◆ **Material provided**

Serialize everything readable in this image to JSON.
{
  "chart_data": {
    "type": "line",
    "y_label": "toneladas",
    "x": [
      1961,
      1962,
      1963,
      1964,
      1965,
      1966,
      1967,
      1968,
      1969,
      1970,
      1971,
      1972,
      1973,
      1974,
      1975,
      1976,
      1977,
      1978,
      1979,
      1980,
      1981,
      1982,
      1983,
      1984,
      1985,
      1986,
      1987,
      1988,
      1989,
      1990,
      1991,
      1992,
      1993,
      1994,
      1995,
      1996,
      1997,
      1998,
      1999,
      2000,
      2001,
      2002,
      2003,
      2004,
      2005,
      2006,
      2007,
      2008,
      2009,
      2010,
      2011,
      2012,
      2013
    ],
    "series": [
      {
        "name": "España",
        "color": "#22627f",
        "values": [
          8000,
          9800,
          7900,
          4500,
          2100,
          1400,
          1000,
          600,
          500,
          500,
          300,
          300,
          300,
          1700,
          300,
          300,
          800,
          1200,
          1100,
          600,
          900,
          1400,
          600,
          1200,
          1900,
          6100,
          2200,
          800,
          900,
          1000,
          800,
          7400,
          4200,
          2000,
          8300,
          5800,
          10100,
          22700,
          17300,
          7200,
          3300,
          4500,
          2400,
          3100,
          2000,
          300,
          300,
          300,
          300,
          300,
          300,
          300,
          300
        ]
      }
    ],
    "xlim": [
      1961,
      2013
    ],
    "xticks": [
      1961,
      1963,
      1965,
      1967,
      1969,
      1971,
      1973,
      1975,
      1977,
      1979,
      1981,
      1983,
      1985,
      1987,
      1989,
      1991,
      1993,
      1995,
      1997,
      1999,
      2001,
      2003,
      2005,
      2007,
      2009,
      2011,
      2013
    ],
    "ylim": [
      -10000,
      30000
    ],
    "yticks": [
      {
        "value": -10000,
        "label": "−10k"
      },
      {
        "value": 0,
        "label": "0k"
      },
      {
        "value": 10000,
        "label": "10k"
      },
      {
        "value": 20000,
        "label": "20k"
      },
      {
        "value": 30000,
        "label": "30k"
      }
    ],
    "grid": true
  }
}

◆ **Exercise details**
Transcribe the data. Leave every line exactly as it is.

◆ **Finished answer**
Serialize everything readable in this image to JSON.
{
  "chart_data": {
    "type": "line",
    "y_label": "toneladas",
    "x": [
      1961,
      1962,
      1963,
      1964,
      1965,
      1966,
      1967,
      1968,
      1969,
      1970,
      1971,
      1972,
      1973,
      1974,
      1975,
      1976,
      1977,
      1978,
      1979,
      1980,
      1981,
      1982,
      1983,
      1984,
      1985,
      1986,
      1987,
      1988,
      1989,
      1990,
      1991,
      1992,
      1993,
      1994,
      1995,
      1996,
      1997,
      1998,
      1999,
      2000,
      2001,
      2002,
      2003,
      2004,
      2005,
      2006,
      2007,
      2008,
      2009,
      2010,
      2011,
      2012,
      2013
    ],
    "series": [
      {
        "name": "España",
        "color": "#22627f",
        "values": [
          8000,
          9800,
          7900,
          4500,
          2100,
          1400,
          1000,
          600,
          500,
          500,
          300,
          300,
          300,
          1700,
          300,
          300,
          800,
          1200,
          1100,
          600,
          900,
          1400,
          600,
          1200,
          1900,
          6100,
          2200,
          800,
          900,
          1000,
          800,
          7400,
          4200,
          2000,
          8300,
          5800,
          10100,
          22700,
          17300,
          7200,
          3300,
          4500,
          2400,
          3100,
          2000,
          300,
          300,
          300,
          300,
          300,
          300,
          300,
          300
        ]
      }
    ],
    "xlim": [
      1961,
      2013
    ],
    "xticks": [
      1961,
      1963,
      1965,
      1967,
      1969,
      1971,
      1973,
      1975,
      1977,
      1979,
      1981,
      1983,
      1985,
      1987,
      1989,
      1991,
      1993,
      1995,
      1997,
      1999,
      2001,
      2003,
      2005,
      2007,
      2009,
      2011,
      2013
    ],
    "ylim": [
      -10000,
      30000
    ],
    "yticks": [
      {
        "value": -10000,
        "label": "−10k"
      },
      {
        "value": 0,
        "label": "0k"
      },
      {
        "value": 10000,
        "label": "10k"
      },
      {
        "value": 20000,
        "label": "20k"
      },
      {
        "value": 30000,
        "label": "30k"
      }
    ],
    "grid": true
  }
}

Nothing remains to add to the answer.